# EXERCISE REQUIREMENTS:
Locate all lines in the data below that hold "appears" and show them.

# AVAILABLE RECORDS:
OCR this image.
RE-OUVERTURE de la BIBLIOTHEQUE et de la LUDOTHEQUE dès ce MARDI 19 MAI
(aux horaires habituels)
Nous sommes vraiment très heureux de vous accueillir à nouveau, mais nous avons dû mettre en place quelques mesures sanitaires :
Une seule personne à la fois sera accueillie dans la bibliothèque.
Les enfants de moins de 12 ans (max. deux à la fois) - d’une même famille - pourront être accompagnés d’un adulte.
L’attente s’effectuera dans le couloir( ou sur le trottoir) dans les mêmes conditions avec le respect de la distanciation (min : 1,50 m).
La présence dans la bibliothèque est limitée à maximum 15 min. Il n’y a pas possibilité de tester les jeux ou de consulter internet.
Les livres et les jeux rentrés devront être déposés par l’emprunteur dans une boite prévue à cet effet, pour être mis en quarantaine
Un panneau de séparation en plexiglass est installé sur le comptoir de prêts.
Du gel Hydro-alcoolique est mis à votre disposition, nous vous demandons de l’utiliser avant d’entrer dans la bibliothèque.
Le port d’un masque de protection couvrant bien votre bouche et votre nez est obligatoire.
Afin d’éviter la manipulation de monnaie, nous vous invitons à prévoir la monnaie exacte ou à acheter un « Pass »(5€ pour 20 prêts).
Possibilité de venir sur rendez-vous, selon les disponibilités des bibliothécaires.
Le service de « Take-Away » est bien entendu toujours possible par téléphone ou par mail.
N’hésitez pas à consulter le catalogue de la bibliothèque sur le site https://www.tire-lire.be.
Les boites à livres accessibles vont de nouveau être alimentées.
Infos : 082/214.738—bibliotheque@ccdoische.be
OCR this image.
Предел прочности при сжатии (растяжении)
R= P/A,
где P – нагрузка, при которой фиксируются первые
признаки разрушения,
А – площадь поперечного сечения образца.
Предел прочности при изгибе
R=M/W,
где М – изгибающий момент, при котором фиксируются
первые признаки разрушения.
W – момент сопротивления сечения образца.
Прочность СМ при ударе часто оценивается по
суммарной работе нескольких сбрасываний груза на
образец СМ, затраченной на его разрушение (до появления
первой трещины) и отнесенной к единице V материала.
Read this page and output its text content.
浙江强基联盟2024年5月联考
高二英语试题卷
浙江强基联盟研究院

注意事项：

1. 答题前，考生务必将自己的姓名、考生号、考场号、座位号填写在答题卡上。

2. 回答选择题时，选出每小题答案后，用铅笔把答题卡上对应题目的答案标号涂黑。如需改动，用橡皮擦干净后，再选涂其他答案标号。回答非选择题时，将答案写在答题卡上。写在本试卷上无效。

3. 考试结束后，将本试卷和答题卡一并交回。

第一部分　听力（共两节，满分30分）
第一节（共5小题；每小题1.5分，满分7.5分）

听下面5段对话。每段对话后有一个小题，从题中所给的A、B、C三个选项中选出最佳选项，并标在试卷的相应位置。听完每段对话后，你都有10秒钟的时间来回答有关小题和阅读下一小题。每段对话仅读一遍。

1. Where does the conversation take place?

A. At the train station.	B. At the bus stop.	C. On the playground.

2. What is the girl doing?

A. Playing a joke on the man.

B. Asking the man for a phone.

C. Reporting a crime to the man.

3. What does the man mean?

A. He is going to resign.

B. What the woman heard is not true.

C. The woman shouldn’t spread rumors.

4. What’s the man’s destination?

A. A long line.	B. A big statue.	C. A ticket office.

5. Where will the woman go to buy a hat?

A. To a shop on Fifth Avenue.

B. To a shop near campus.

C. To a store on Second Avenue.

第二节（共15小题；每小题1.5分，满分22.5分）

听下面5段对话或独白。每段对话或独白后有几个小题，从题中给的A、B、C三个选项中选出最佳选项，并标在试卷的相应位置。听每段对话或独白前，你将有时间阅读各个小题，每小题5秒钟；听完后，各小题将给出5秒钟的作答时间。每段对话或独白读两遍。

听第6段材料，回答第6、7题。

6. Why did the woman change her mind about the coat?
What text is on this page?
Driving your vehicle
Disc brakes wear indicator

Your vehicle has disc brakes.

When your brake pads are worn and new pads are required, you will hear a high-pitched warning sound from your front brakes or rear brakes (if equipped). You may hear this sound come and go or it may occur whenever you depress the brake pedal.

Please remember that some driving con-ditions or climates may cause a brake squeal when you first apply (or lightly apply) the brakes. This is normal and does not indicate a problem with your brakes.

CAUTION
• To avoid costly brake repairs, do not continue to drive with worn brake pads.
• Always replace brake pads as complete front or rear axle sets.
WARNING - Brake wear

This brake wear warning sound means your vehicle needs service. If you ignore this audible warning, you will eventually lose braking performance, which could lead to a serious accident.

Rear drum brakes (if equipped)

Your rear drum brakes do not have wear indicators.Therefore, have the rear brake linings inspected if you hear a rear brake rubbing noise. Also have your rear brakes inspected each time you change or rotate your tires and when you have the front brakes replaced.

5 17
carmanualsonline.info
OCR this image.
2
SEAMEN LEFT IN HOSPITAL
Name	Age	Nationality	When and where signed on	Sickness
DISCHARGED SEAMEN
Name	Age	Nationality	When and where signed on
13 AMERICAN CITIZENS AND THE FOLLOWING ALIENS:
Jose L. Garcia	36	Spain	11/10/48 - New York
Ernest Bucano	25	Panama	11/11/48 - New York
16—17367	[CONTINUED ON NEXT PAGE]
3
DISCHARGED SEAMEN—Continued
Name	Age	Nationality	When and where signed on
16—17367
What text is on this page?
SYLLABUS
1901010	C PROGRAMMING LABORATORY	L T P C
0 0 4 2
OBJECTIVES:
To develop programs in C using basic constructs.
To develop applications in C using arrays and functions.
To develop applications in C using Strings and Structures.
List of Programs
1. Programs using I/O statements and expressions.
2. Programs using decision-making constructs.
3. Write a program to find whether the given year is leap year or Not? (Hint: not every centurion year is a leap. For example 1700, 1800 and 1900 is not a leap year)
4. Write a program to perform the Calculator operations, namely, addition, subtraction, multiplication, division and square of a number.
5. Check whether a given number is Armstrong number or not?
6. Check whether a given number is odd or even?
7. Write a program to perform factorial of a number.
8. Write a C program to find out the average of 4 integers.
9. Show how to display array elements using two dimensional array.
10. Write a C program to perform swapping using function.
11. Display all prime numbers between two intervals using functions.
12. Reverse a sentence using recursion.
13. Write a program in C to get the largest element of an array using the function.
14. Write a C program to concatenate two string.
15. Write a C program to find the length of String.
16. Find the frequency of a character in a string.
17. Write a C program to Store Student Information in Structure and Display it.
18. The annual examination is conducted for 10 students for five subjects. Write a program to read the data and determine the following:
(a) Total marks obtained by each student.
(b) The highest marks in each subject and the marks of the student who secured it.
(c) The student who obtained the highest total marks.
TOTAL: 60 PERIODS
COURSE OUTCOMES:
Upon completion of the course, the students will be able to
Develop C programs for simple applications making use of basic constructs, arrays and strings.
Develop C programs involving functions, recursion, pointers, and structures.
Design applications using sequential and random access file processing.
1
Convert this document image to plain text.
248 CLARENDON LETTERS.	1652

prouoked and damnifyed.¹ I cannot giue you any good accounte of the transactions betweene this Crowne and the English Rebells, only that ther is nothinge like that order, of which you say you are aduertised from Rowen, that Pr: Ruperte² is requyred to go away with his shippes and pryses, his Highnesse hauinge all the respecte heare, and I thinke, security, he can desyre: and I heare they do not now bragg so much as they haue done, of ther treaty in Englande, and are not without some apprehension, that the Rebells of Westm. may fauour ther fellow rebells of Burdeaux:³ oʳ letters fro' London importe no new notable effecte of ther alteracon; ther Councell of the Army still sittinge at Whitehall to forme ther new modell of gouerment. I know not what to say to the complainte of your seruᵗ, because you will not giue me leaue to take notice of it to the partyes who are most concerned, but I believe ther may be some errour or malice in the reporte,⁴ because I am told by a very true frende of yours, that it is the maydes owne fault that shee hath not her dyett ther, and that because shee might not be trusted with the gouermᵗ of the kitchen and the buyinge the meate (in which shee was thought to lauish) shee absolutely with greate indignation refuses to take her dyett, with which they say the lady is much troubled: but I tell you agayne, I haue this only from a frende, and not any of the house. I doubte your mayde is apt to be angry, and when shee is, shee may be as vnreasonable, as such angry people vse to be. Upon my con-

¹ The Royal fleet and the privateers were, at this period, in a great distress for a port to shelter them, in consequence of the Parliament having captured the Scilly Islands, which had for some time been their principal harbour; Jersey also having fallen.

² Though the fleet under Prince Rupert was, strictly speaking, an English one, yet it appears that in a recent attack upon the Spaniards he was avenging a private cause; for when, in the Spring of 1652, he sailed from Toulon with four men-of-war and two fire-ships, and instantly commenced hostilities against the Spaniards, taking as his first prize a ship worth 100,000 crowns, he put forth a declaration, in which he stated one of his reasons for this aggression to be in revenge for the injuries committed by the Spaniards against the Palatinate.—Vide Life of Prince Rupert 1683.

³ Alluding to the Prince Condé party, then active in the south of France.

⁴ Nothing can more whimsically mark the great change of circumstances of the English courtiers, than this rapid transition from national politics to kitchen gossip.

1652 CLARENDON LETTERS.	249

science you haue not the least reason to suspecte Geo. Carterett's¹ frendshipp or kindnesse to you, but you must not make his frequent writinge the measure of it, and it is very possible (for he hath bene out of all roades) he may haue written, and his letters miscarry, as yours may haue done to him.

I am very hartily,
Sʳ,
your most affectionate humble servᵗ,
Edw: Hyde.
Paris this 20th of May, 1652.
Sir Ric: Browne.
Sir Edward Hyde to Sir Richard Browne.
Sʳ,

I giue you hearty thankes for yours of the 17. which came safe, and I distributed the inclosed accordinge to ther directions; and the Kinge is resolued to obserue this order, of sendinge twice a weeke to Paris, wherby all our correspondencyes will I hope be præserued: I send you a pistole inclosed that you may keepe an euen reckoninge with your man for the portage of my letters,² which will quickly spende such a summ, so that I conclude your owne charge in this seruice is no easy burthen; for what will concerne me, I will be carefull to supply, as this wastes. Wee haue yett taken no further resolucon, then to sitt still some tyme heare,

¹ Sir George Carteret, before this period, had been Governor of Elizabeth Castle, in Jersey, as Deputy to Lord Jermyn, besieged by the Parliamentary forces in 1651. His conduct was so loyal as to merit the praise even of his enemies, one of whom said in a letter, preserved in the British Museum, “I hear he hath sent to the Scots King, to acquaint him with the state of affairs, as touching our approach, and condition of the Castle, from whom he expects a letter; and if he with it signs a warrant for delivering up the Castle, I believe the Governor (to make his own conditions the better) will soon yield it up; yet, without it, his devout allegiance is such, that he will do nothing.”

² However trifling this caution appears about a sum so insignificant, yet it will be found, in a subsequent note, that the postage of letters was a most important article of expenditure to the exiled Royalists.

# RESULT OF THE TASK:
² Though the fleet under Prince Rupert was, strictly speaking, an English one, yet it appears that in a recent attack upon the Spaniards he was avenging a private cause; for when, in the Spring of 1652, he sailed from Toulon with four men-of-war and two fire-ships, and instantly commenced hostilities against the Spaniards, taking as his first prize a ship worth 100,000 crowns, he put forth a declaration, in which he stated one of his reasons for this aggression to be in revenge for the injuries committed by the Spaniards against the Palatinate.—Vide Life of Prince Rupert 1683.
² However trifling this caution appears about a sum so insignificant, yet it will be found, in a subsequent note, that the postage of letters was a most important article of expenditure to the exiled Royalists.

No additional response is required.